TO BE DONE:
Copy each line that has the string "Rendite" somewhere in it.

RECORDS FOR PROCESSING:
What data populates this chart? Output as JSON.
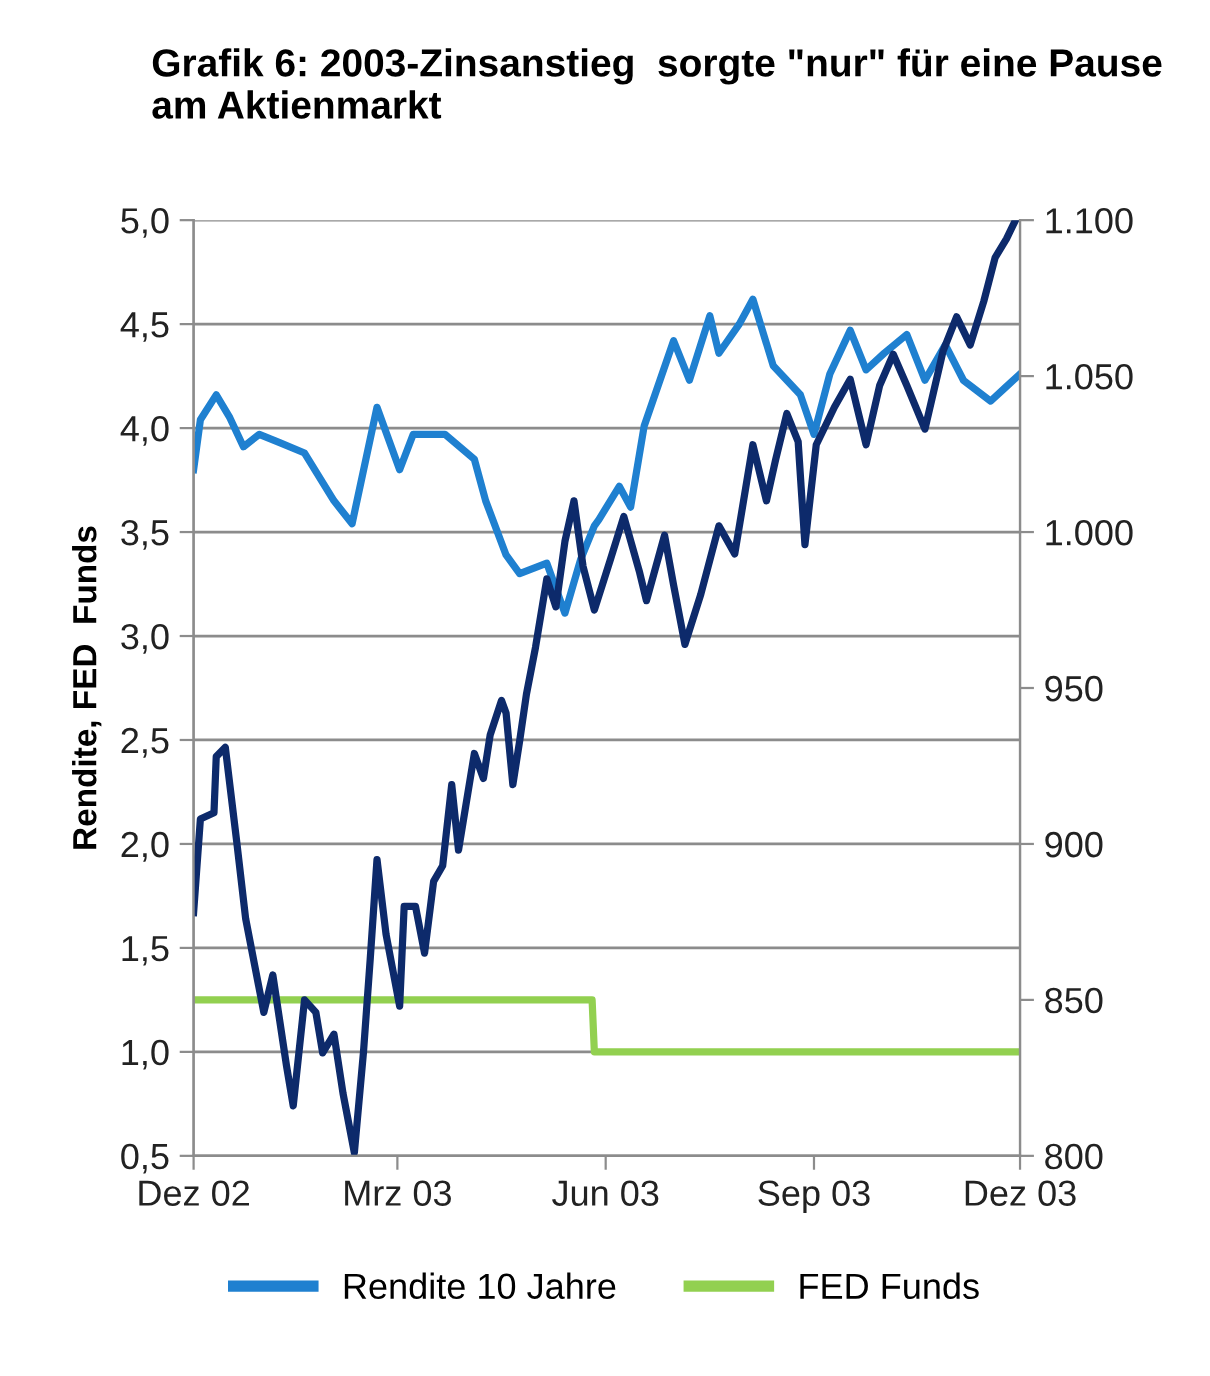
{
  "chart_data": {
    "type": "line",
    "title": "Grafik 6: 2003-Zinsanstieg  sorgte \"nur\" für eine Pause am Aktienmarkt",
    "ylabel": "Rendite, FED  Funds",
    "xlim": [
      "2002-12-01",
      "2003-12-01"
    ],
    "xticks": [
      {
        "value": "2002-12-01",
        "label": "Dez 02"
      },
      {
        "value": "2003-03-01",
        "label": "Mrz 03"
      },
      {
        "value": "2003-06-01",
        "label": "Jun 03"
      },
      {
        "value": "2003-09-01",
        "label": "Sep 03"
      },
      {
        "value": "2003-12-01",
        "label": "Dez 03"
      }
    ],
    "ylim": [
      0.5,
      5.0
    ],
    "yticks": [
      {
        "value": 0.5,
        "label": "0,5"
      },
      {
        "value": 1.0,
        "label": "1,0"
      },
      {
        "value": 1.5,
        "label": "1,5"
      },
      {
        "value": 2.0,
        "label": "2,0"
      },
      {
        "value": 2.5,
        "label": "2,5"
      },
      {
        "value": 3.0,
        "label": "3,0"
      },
      {
        "value": 3.5,
        "label": "3,5"
      },
      {
        "value": 4.0,
        "label": "4,0"
      },
      {
        "value": 4.5,
        "label": "4,5"
      },
      {
        "value": 5.0,
        "label": "5,0"
      }
    ],
    "y2lim": [
      800,
      1100
    ],
    "y2ticks": [
      800,
      850,
      900,
      950,
      {
        "value": 1000,
        "label": "1.000"
      },
      {
        "value": 1050,
        "label": "1.050"
      },
      {
        "value": 1100,
        "label": "1.100"
      }
    ],
    "grid": "y",
    "legend": "bottom",
    "series": [
      {
        "name": "Rendite 10 Jahre",
        "color": "#1f80d0",
        "x": [
          "2002-12-01",
          "2002-12-04",
          "2002-12-11",
          "2002-12-17",
          "2002-12-23",
          "2002-12-30",
          "2003-01-08",
          "2003-01-19",
          "2003-02-01",
          "2003-02-09",
          "2003-02-20",
          "2003-03-02",
          "2003-03-08",
          "2003-03-22",
          "2003-04-04",
          "2003-04-09",
          "2003-04-18",
          "2003-04-24",
          "2003-05-06",
          "2003-05-14",
          "2003-05-21",
          "2003-05-27",
          "2003-05-29",
          "2003-06-07",
          "2003-06-12",
          "2003-06-18",
          "2003-07-01",
          "2003-07-08",
          "2003-07-17",
          "2003-07-21",
          "2003-07-30",
          "2003-08-05",
          "2003-08-14",
          "2003-08-26",
          "2003-09-01",
          "2003-09-08",
          "2003-09-17",
          "2003-09-24",
          "2003-10-02",
          "2003-10-12",
          "2003-10-20",
          "2003-10-29",
          "2003-11-06",
          "2003-11-18",
          "2003-11-25",
          "2003-12-01"
        ],
        "values": [
          3.8,
          4.04,
          4.16,
          4.05,
          3.91,
          3.97,
          3.93,
          3.88,
          3.65,
          3.54,
          4.1,
          3.8,
          3.97,
          3.97,
          3.85,
          3.65,
          3.39,
          3.3,
          3.35,
          3.11,
          3.37,
          3.53,
          3.56,
          3.72,
          3.62,
          4.01,
          4.42,
          4.23,
          4.54,
          4.36,
          4.5,
          4.62,
          4.3,
          4.16,
          3.97,
          4.26,
          4.47,
          4.28,
          4.36,
          4.45,
          4.23,
          4.4,
          4.23,
          4.13,
          4.2,
          4.26
        ]
      },
      {
        "name": "FED Funds",
        "color": "#92d050",
        "x": [
          "2002-12-01",
          "2003-05-26",
          "2003-05-27",
          "2003-12-01"
        ],
        "values": [
          1.25,
          1.25,
          1.0,
          1.0
        ]
      },
      {
        "color": "#0d2a6b",
        "axis": "y2",
        "x": [
          "2002-12-01",
          "2002-12-04",
          "2002-12-10",
          "2002-12-11",
          "2002-12-15",
          "2002-12-20",
          "2002-12-24",
          "2002-12-28",
          "2003-01-01",
          "2003-01-05",
          "2003-01-11",
          "2003-01-14",
          "2003-01-19",
          "2003-01-24",
          "2003-01-27",
          "2003-02-01",
          "2003-02-05",
          "2003-02-10",
          "2003-02-14",
          "2003-02-17",
          "2003-02-20",
          "2003-02-24",
          "2003-03-02",
          "2003-03-04",
          "2003-03-09",
          "2003-03-13",
          "2003-03-17",
          "2003-03-21",
          "2003-03-25",
          "2003-03-28",
          "2003-04-04",
          "2003-04-08",
          "2003-04-11",
          "2003-04-16",
          "2003-04-18",
          "2003-04-21",
          "2003-04-24",
          "2003-04-27",
          "2003-05-01",
          "2003-05-06",
          "2003-05-10",
          "2003-05-14",
          "2003-05-18",
          "2003-05-22",
          "2003-05-27",
          "2003-06-03",
          "2003-06-09",
          "2003-06-16",
          "2003-06-19",
          "2003-06-27",
          "2003-07-01",
          "2003-07-06",
          "2003-07-13",
          "2003-07-21",
          "2003-07-28",
          "2003-08-05",
          "2003-08-11",
          "2003-08-15",
          "2003-08-20",
          "2003-08-25",
          "2003-08-28",
          "2003-09-02",
          "2003-09-10",
          "2003-09-17",
          "2003-09-24",
          "2003-09-30",
          "2003-10-06",
          "2003-10-12",
          "2003-10-20",
          "2003-10-28",
          "2003-11-03",
          "2003-11-09",
          "2003-11-15",
          "2003-11-20",
          "2003-11-25",
          "2003-11-29"
        ],
        "values": [
          878,
          908,
          910,
          928,
          931,
          901,
          876,
          861,
          846,
          858,
          829,
          816,
          850,
          846,
          833,
          839,
          820,
          801,
          833,
          863,
          895,
          871,
          848,
          880,
          880,
          865,
          888,
          893,
          919,
          898,
          929,
          921,
          935,
          946,
          942,
          919,
          933,
          948,
          963,
          985,
          976,
          997,
          1010,
          989,
          975,
          991,
          1005,
          987,
          978,
          999,
          983,
          964,
          980,
          1002,
          993,
          1028,
          1010,
          1023,
          1038,
          1029,
          996,
          1028,
          1040,
          1049,
          1028,
          1047,
          1057,
          1047,
          1033,
          1058,
          1069,
          1060,
          1074,
          1088,
          1094,
          1100
        ]
      }
    ]
  }
}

REPLY:
    "ylabel": "Rendite, FED  Funds",
        "name": "Rendite 10 Jahre",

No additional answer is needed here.